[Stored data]
▬▬▬

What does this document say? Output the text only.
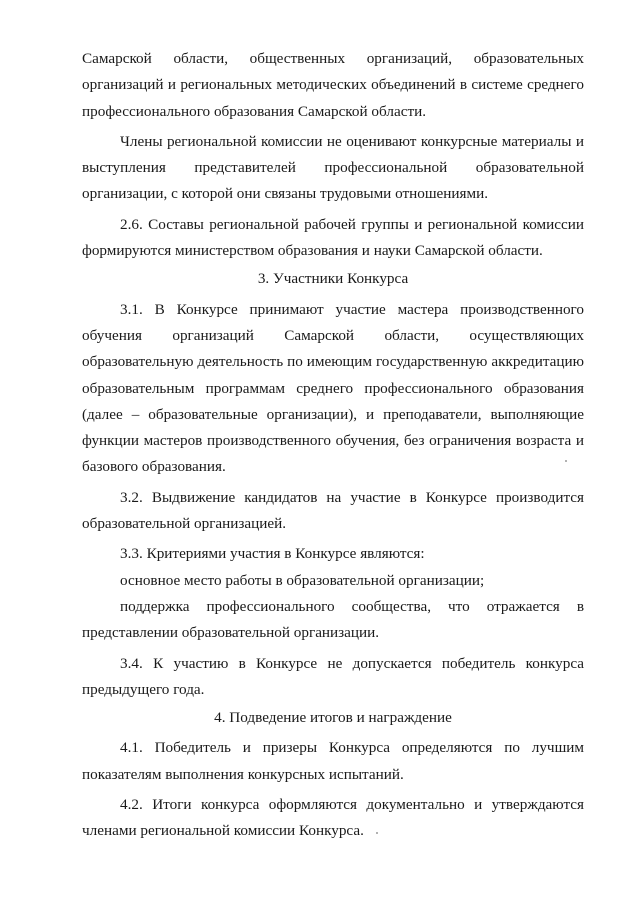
Самарской области, общественных организаций, образовательных организаций и региональных методических объединений в системе среднего профессионального образования Самарской области.

Члены региональной комиссии не оценивают конкурсные материалы и выступления представителей профессиональной образовательной организации, с которой они связаны трудовыми отношениями.

2.6. Составы региональной рабочей группы и региональной комиссии формируются министерством образования и науки Самарской области.

3. Участники Конкурса

3.1. В Конкурсе принимают участие мастера производственного обучения организаций Самарской области, осуществляющих образовательную деятельность по имеющим государственную аккредитацию образовательным программам среднего профессионального образования (далее – образовательные организации), и преподаватели, выполняющие функции мастеров производственного обучения, без ограничения возраста и базового образования.

3.2. Выдвижение кандидатов на участие в Конкурсе производится образовательной организацией.

3.3. Критериями участия в Конкурсе являются:

основное место работы в образовательной организации;

поддержка профессионального сообщества, что отражается в представлении образовательной организации.

3.4. К участию в Конкурсе не допускается победитель конкурса предыдущего года.

4. Подведение итогов и награждение

4.1. Победитель и призеры Конкурса определяются по лучшим показателям выполнения конкурсных испытаний.

4.2. Итоги конкурса оформляются документально и утверждаются членами региональной комиссии Конкурса.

▬▬▬

> [GOAL]
Every entry above needs to be retyped exactly; drop the pictures.

> [FULL SOLUTION]
What does this document say? Output the text only.
Самарской области, общественных организаций, образовательных организаций и региональных методических объединений в системе среднего профессионального образования Самарской области.

Члены региональной комиссии не оценивают конкурсные материалы и выступления представителей профессиональной образовательной организации, с которой они связаны трудовыми отношениями.

2.6. Составы региональной рабочей группы и региональной комиссии формируются министерством образования и науки Самарской области.

3. Участники Конкурса

3.1. В Конкурсе принимают участие мастера производственного обучения организаций Самарской области, осуществляющих образовательную деятельность по имеющим государственную аккредитацию образовательным программам среднего профессионального образования (далее – образовательные организации), и преподаватели, выполняющие функции мастеров производственного обучения, без ограничения возраста и базового образования.

3.2. Выдвижение кандидатов на участие в Конкурсе производится образовательной организацией.

3.3. Критериями участия в Конкурсе являются:

основное место работы в образовательной организации;

поддержка профессионального сообщества, что отражается в представлении образовательной организации.

3.4. К участию в Конкурсе не допускается победитель конкурса предыдущего года.

4. Подведение итогов и награждение

4.1. Победитель и призеры Конкурса определяются по лучшим показателям выполнения конкурсных испытаний.

4.2. Итоги конкурса оформляются документально и утверждаются членами региональной комиссии Конкурса.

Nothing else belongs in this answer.